What you have to do -> Search the records that follow and extract every line containing the string "Chile".

═══

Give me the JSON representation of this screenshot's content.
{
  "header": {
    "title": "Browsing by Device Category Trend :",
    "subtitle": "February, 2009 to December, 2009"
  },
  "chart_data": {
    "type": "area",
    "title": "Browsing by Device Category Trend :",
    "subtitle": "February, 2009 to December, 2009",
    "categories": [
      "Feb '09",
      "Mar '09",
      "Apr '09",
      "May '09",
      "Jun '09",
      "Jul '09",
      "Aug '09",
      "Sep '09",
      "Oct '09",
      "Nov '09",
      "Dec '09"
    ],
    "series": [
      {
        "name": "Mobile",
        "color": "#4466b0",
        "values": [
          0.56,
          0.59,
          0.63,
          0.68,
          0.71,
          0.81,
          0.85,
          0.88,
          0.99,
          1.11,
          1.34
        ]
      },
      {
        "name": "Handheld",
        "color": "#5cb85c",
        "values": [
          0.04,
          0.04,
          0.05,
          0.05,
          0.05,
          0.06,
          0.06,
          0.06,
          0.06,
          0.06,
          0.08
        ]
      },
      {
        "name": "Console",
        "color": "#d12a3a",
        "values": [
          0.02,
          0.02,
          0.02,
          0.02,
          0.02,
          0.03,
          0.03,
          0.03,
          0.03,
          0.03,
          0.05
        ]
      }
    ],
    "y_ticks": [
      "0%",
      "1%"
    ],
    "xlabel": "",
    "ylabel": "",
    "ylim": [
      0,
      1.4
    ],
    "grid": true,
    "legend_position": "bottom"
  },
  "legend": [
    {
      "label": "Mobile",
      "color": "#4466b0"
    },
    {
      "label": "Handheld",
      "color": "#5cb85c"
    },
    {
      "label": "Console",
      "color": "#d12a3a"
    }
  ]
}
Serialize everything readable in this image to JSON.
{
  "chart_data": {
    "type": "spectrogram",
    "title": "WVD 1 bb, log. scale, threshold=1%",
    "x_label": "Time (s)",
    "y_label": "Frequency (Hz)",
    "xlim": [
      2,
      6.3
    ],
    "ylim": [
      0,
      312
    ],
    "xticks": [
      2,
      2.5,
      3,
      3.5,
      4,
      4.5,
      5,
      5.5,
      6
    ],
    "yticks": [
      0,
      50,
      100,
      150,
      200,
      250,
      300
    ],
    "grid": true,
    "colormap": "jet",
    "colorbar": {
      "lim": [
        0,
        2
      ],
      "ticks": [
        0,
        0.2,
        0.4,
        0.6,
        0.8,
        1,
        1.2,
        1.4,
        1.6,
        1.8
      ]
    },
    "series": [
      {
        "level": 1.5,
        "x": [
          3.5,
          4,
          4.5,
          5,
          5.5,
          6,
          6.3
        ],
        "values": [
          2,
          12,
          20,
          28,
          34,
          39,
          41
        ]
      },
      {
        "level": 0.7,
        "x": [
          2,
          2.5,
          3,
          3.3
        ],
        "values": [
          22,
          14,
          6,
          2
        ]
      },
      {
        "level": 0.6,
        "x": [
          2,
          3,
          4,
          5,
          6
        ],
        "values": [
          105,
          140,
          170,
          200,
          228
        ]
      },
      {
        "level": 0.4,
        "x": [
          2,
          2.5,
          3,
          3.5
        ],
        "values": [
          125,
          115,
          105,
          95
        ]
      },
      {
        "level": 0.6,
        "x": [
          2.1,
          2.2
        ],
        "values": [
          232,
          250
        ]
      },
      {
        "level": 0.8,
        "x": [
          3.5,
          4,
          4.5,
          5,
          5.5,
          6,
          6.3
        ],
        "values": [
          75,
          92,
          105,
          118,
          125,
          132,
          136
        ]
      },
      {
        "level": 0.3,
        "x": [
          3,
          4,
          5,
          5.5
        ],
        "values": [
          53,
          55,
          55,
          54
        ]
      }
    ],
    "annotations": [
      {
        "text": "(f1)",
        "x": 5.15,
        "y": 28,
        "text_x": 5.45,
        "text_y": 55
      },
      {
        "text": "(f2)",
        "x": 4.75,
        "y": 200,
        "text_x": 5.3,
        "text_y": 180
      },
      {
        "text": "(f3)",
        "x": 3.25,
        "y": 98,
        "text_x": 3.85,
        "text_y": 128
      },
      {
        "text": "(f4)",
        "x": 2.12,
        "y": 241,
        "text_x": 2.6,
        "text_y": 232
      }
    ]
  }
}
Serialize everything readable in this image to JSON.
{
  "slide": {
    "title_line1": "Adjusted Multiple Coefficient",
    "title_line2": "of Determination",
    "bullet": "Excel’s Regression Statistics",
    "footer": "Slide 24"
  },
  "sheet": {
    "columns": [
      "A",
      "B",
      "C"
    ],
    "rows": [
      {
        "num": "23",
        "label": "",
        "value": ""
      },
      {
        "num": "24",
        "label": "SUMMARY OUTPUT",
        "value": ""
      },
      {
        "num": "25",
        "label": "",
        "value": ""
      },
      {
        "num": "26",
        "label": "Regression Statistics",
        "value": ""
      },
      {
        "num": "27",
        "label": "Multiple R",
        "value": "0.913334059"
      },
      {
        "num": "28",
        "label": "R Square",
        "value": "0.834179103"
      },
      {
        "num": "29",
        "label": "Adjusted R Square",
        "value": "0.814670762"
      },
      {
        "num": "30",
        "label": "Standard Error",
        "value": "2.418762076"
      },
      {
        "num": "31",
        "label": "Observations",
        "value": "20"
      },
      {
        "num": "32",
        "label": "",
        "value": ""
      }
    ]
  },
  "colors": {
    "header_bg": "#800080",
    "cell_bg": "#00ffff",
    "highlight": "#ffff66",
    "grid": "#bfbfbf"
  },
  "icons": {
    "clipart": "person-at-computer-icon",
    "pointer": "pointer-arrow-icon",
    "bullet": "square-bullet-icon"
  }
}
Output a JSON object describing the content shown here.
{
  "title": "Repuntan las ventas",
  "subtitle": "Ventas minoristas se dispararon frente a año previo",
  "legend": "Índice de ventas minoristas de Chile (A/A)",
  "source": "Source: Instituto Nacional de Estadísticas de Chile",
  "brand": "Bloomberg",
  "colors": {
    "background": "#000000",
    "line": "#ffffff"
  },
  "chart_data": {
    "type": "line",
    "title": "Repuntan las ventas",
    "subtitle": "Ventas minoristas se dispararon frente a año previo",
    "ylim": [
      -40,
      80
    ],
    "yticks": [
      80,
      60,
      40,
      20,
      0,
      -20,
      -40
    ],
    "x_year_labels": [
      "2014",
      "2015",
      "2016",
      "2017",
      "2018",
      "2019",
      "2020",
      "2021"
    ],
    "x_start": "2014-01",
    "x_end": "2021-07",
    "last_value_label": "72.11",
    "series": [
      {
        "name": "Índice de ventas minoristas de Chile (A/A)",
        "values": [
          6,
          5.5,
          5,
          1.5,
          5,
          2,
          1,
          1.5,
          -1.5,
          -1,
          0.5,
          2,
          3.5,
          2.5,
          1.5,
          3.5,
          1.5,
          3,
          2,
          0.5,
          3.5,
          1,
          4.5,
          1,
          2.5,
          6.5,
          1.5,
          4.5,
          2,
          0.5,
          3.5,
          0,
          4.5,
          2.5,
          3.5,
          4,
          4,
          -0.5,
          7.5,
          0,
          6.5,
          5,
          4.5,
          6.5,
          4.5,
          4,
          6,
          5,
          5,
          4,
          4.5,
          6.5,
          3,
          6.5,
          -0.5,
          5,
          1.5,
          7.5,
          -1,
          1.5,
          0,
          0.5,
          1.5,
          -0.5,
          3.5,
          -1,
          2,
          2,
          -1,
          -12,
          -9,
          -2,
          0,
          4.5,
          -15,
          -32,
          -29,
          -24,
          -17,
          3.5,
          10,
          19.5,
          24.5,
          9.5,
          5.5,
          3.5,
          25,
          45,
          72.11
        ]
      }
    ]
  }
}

═══

Solution to the exercise ->
  "legend": "Índice de ventas minoristas de Chile (A/A)",
  "source": "Source: Instituto Nacional de Estadísticas de Chile",
        "name": "Índice de ventas minoristas de Chile (A/A)",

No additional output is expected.